--- begin Task material ---

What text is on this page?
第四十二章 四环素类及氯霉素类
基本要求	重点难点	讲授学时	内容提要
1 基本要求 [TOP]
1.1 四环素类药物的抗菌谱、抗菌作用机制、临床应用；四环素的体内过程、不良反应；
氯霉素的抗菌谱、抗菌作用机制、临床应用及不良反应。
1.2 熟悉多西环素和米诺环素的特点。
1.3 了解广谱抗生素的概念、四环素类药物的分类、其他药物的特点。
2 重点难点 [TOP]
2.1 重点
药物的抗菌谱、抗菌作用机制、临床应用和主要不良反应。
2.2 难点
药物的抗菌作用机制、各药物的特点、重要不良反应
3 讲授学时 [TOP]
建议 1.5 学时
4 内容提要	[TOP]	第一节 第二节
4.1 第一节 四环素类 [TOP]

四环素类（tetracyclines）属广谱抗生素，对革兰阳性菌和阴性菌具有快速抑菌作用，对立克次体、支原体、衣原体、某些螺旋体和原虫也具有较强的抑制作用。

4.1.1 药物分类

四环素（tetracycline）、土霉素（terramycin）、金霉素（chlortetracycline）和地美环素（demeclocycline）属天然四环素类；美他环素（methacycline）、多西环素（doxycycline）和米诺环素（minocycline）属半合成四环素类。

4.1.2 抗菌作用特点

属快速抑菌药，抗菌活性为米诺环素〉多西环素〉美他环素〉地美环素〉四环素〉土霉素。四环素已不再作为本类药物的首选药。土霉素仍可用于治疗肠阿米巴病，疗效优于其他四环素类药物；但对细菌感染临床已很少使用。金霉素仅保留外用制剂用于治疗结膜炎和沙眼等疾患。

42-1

--- end Task material ---

• **Instructions to follow**
Extract each line of the material exactly as it stands.

• **Reply**
What text is on this page?
第四十二章 四环素类及氯霉素类
基本要求	重点难点	讲授学时	内容提要
1 基本要求 [TOP]
1.1 四环素类药物的抗菌谱、抗菌作用机制、临床应用；四环素的体内过程、不良反应；
氯霉素的抗菌谱、抗菌作用机制、临床应用及不良反应。
1.2 熟悉多西环素和米诺环素的特点。
1.3 了解广谱抗生素的概念、四环素类药物的分类、其他药物的特点。
2 重点难点 [TOP]
2.1 重点
药物的抗菌谱、抗菌作用机制、临床应用和主要不良反应。
2.2 难点
药物的抗菌作用机制、各药物的特点、重要不良反应
3 讲授学时 [TOP]
建议 1.5 学时
4 内容提要	[TOP]	第一节 第二节
4.1 第一节 四环素类 [TOP]

四环素类（tetracyclines）属广谱抗生素，对革兰阳性菌和阴性菌具有快速抑菌作用，对立克次体、支原体、衣原体、某些螺旋体和原虫也具有较强的抑制作用。

4.1.1 药物分类

四环素（tetracycline）、土霉素（terramycin）、金霉素（chlortetracycline）和地美环素（demeclocycline）属天然四环素类；美他环素（methacycline）、多西环素（doxycycline）和米诺环素（minocycline）属半合成四环素类。

4.1.2 抗菌作用特点

属快速抑菌药，抗菌活性为米诺环素〉多西环素〉美他环素〉地美环素〉四环素〉土霉素。四环素已不再作为本类药物的首选药。土霉素仍可用于治疗肠阿米巴病，疗效优于其他四环素类药物；但对细菌感染临床已很少使用。金霉素仅保留外用制剂用于治疗结膜炎和沙眼等疾患。

42-1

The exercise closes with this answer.